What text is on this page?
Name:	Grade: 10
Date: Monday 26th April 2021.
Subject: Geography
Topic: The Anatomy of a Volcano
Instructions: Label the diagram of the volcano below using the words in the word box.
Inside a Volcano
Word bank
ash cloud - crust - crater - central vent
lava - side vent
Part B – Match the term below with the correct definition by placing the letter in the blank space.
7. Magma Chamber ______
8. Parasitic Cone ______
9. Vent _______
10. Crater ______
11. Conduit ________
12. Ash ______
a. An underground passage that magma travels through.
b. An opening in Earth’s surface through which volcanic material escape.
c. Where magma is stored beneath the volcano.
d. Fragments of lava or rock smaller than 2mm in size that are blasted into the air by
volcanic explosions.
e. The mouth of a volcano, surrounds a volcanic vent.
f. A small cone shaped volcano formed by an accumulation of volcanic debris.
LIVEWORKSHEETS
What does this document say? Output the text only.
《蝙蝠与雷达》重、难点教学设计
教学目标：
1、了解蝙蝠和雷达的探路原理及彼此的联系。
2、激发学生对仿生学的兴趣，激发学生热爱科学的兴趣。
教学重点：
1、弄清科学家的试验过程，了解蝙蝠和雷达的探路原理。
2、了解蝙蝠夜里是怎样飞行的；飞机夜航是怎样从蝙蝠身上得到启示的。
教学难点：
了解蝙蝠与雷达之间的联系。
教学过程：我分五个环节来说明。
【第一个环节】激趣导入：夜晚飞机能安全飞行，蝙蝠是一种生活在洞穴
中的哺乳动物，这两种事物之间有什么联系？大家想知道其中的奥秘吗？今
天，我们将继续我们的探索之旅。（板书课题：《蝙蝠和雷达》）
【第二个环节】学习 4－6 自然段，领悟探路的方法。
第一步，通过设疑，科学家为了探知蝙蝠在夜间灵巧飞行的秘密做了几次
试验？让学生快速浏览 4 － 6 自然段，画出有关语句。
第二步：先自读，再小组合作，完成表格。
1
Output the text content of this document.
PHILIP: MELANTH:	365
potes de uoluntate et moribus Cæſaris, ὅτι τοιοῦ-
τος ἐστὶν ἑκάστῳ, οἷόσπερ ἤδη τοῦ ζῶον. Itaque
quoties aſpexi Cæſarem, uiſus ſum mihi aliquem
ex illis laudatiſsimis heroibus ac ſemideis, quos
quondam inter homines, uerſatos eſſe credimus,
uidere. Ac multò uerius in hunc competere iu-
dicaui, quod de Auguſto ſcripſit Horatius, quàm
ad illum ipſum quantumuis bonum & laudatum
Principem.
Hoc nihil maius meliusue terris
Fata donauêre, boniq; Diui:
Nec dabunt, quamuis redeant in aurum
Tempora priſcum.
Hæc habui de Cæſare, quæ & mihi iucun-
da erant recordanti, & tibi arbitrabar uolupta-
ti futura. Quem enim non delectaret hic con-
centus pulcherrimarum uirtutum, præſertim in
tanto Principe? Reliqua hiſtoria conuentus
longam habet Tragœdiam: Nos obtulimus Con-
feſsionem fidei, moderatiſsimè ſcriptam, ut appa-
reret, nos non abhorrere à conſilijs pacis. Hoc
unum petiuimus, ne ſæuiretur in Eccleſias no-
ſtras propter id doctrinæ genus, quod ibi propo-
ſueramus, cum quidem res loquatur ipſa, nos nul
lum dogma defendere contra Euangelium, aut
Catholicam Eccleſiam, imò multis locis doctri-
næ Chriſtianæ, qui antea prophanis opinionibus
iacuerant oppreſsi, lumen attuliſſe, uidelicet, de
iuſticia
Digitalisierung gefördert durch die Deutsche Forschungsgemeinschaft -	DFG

##########

▸ **Exercise**
Retype all of the data shown above, word for word.

▸ **Completed exercise**
What text is on this page?
Name:	Grade: 10
Date: Monday 26th April 2021.
Subject: Geography
Topic: The Anatomy of a Volcano
Instructions: Label the diagram of the volcano below using the words in the word box.
Inside a Volcano
Word bank
ash cloud - crust - crater - central vent
lava - side vent
Part B – Match the term below with the correct definition by placing the letter in the blank space.
7. Magma Chamber ______
8. Parasitic Cone ______
9. Vent _______
10. Crater ______
11. Conduit ________
12. Ash ______
a. An underground passage that magma travels through.
b. An opening in Earth’s surface through which volcanic material escape.
c. Where magma is stored beneath the volcano.
d. Fragments of lava or rock smaller than 2mm in size that are blasted into the air by
volcanic explosions.
e. The mouth of a volcano, surrounds a volcanic vent.
f. A small cone shaped volcano formed by an accumulation of volcanic debris.
LIVEWORKSHEETS
What does this document say? Output the text only.
《蝙蝠与雷达》重、难点教学设计
教学目标：
1、了解蝙蝠和雷达的探路原理及彼此的联系。
2、激发学生对仿生学的兴趣，激发学生热爱科学的兴趣。
教学重点：
1、弄清科学家的试验过程，了解蝙蝠和雷达的探路原理。
2、了解蝙蝠夜里是怎样飞行的；飞机夜航是怎样从蝙蝠身上得到启示的。
教学难点：
了解蝙蝠与雷达之间的联系。
教学过程：我分五个环节来说明。
【第一个环节】激趣导入：夜晚飞机能安全飞行，蝙蝠是一种生活在洞穴
中的哺乳动物，这两种事物之间有什么联系？大家想知道其中的奥秘吗？今
天，我们将继续我们的探索之旅。（板书课题：《蝙蝠和雷达》）
【第二个环节】学习 4－6 自然段，领悟探路的方法。
第一步，通过设疑，科学家为了探知蝙蝠在夜间灵巧飞行的秘密做了几次
试验？让学生快速浏览 4 － 6 自然段，画出有关语句。
第二步：先自读，再小组合作，完成表格。
1
Output the text content of this document.
PHILIP: MELANTH:	365
potes de uoluntate et moribus Cæſaris, ὅτι τοιοῦ-
τος ἐστὶν ἑκάστῳ, οἷόσπερ ἤδη τοῦ ζῶον. Itaque
quoties aſpexi Cæſarem, uiſus ſum mihi aliquem
ex illis laudatiſsimis heroibus ac ſemideis, quos
quondam inter homines, uerſatos eſſe credimus,
uidere. Ac multò uerius in hunc competere iu-
dicaui, quod de Auguſto ſcripſit Horatius, quàm
ad illum ipſum quantumuis bonum & laudatum
Principem.
Hoc nihil maius meliusue terris
Fata donauêre, boniq; Diui:
Nec dabunt, quamuis redeant in aurum
Tempora priſcum.
Hæc habui de Cæſare, quæ & mihi iucun-
da erant recordanti, & tibi arbitrabar uolupta-
ti futura. Quem enim non delectaret hic con-
centus pulcherrimarum uirtutum, præſertim in
tanto Principe? Reliqua hiſtoria conuentus
longam habet Tragœdiam: Nos obtulimus Con-
feſsionem fidei, moderatiſsimè ſcriptam, ut appa-
reret, nos non abhorrere à conſilijs pacis. Hoc
unum petiuimus, ne ſæuiretur in Eccleſias no-
ſtras propter id doctrinæ genus, quod ibi propo-
ſueramus, cum quidem res loquatur ipſa, nos nul
lum dogma defendere contra Euangelium, aut
Catholicam Eccleſiam, imò multis locis doctri-
næ Chriſtianæ, qui antea prophanis opinionibus
iacuerant oppreſsi, lumen attuliſſe, uidelicet, de
iuſticia
Digitalisierung gefördert durch die Deutsche Forschungsgemeinschaft -	DFG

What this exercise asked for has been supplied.